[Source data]
· · ·

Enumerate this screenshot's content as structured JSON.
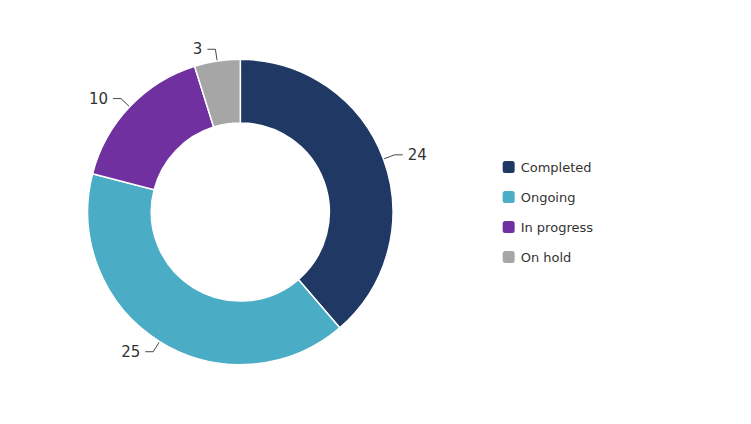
{
  "chart_data": {
    "type": "donut",
    "categories": [
      "Completed",
      "Ongoing",
      "In progress",
      "On hold"
    ],
    "values": [
      24,
      25,
      10,
      3
    ],
    "colors": [
      "#1f3864",
      "#4bacc6",
      "#7030a0",
      "#a6a6a6"
    ],
    "data_labels": true,
    "legend": "right"
  }
}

· · ·

Exercise brief
Write out all the entries word for word, but skip any images.

Exercise answer
Enumerate this screenshot's content as structured JSON.
{
  "chart_data": {
    "type": "donut",
    "categories": [
      "Completed",
      "Ongoing",
      "In progress",
      "On hold"
    ],
    "values": [
      24,
      25,
      10,
      3
    ],
    "colors": [
      "#1f3864",
      "#4bacc6",
      "#7030a0",
      "#a6a6a6"
    ],
    "data_labels": true,
    "legend": "right"
  }
}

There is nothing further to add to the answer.